⟨
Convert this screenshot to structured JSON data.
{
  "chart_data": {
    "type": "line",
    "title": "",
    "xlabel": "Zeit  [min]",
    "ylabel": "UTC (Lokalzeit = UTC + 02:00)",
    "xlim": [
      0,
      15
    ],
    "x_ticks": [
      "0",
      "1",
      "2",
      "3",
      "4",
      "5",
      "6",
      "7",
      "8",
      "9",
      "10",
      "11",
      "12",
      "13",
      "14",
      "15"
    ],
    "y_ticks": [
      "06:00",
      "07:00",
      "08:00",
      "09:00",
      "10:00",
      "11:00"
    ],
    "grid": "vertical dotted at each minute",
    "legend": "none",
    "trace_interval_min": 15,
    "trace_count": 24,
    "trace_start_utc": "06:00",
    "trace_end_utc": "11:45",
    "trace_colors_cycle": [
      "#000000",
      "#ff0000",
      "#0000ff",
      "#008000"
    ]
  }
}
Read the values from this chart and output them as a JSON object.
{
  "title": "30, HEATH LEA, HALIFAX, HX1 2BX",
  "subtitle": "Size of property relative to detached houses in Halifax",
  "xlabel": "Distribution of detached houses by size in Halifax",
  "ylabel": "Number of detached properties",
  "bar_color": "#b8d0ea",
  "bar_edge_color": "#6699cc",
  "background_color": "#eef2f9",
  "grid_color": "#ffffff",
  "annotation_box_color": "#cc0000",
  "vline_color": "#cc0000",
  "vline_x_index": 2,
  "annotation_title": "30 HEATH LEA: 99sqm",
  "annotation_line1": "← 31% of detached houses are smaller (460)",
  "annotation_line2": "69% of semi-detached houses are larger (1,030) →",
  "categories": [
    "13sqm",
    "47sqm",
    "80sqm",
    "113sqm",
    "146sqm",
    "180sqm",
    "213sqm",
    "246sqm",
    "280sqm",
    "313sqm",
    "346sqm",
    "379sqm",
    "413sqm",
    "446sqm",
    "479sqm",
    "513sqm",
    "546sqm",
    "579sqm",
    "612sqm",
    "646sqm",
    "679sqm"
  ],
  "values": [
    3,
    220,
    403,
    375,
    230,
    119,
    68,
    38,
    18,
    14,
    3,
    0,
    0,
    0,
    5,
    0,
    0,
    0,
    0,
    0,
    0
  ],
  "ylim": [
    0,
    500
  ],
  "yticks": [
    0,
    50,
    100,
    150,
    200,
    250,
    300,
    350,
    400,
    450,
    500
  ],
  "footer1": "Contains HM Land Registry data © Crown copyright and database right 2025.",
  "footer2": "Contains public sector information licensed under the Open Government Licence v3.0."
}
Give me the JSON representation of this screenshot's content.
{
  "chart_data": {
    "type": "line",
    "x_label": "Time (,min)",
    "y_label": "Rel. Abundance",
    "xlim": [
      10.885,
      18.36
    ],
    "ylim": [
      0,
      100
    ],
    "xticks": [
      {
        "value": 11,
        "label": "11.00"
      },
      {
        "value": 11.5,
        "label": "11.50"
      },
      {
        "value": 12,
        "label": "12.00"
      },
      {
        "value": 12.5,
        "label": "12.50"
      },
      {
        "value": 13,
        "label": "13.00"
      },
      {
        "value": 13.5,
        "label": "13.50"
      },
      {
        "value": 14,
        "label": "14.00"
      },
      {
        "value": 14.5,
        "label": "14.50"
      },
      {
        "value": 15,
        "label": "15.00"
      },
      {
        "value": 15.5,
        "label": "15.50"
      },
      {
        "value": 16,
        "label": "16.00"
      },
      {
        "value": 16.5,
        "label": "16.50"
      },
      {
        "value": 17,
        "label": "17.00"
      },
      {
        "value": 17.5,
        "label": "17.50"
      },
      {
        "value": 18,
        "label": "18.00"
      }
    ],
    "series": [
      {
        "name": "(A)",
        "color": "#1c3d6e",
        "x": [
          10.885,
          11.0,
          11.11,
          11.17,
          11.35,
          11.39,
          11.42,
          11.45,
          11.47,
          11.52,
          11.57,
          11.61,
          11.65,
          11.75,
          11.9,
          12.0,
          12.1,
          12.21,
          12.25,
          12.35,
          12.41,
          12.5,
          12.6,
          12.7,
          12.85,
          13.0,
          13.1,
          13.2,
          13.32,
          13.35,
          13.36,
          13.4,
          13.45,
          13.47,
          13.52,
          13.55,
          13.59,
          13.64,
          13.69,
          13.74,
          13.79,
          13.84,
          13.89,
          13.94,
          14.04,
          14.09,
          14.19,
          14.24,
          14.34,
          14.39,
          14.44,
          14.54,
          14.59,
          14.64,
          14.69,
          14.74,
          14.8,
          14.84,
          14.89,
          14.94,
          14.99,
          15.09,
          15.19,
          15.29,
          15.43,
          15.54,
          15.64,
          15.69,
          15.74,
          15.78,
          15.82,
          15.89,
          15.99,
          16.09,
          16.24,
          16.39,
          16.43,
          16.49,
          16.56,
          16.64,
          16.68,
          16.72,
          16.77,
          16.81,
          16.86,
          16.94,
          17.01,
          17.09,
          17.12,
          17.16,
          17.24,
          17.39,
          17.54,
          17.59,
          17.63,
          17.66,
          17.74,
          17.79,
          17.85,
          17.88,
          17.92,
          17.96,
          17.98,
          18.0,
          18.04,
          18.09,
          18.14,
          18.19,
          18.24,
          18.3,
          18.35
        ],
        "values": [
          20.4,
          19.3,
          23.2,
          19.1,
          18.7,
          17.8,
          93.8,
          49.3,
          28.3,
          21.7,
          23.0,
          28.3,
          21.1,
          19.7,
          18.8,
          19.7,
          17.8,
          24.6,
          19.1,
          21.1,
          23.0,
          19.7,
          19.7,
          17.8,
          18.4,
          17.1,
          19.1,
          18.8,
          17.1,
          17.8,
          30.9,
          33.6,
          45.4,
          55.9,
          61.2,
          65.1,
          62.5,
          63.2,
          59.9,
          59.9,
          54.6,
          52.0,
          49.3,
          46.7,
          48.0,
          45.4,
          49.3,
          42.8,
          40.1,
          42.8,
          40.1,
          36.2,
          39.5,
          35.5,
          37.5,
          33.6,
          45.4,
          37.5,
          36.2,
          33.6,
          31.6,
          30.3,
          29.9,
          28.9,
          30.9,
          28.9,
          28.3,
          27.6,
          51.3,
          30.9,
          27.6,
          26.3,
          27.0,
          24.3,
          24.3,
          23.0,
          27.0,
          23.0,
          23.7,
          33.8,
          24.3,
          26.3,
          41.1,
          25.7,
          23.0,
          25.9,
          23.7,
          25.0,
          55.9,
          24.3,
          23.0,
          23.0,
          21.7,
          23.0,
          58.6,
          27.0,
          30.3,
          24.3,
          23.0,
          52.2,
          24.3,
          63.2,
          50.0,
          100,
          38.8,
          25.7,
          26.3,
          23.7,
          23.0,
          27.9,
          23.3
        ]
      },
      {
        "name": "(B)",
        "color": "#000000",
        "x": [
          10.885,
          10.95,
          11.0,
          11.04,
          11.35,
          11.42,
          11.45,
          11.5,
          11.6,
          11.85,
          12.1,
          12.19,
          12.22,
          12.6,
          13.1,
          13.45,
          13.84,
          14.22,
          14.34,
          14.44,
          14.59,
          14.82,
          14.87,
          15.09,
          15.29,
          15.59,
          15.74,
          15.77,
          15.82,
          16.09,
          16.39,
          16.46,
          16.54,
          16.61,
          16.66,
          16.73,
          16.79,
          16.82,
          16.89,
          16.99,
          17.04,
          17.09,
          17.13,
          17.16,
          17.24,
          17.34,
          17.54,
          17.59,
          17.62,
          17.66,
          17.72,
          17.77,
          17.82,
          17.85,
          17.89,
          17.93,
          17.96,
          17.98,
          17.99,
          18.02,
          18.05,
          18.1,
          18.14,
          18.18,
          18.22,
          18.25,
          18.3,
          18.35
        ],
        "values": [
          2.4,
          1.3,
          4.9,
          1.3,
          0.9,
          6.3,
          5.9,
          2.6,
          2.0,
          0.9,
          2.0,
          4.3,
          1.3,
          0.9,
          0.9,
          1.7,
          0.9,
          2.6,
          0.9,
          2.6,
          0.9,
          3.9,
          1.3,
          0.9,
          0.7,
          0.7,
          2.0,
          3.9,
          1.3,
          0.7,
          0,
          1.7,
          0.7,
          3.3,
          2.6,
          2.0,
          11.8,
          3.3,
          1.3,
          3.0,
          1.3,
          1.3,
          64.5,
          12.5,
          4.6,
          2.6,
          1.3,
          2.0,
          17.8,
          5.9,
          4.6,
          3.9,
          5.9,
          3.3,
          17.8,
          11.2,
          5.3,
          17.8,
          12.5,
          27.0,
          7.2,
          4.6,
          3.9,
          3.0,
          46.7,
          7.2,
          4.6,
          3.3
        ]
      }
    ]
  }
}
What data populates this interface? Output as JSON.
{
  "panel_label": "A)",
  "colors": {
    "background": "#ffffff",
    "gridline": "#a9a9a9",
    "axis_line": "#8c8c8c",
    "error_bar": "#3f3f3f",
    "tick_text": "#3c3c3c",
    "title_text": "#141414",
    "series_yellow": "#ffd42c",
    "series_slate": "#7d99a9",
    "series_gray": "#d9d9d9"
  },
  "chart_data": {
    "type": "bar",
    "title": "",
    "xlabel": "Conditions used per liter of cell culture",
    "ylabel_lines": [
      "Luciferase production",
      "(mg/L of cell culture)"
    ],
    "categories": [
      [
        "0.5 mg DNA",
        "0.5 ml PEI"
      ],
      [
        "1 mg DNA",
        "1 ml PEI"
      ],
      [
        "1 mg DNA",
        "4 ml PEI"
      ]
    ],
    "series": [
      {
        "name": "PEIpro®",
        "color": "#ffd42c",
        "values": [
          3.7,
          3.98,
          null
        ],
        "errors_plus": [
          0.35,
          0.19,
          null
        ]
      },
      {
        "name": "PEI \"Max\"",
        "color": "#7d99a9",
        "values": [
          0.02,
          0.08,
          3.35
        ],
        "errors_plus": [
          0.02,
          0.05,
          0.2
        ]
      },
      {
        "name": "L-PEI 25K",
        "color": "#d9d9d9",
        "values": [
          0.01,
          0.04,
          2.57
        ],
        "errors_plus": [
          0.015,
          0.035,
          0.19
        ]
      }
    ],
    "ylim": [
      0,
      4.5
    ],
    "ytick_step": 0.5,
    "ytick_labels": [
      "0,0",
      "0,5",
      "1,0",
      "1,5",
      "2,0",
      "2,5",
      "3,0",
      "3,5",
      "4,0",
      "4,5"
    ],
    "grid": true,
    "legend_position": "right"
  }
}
⟩
> **Written exercise**: Identify every line holding the word "this" and copy it out.

> **Expected answer**:
Convert this screenshot to structured JSON data.
Read the values from this chart and output them as a JSON object.
Give me the JSON representation of this screenshot's content.
What data populates this interface? Output as JSON.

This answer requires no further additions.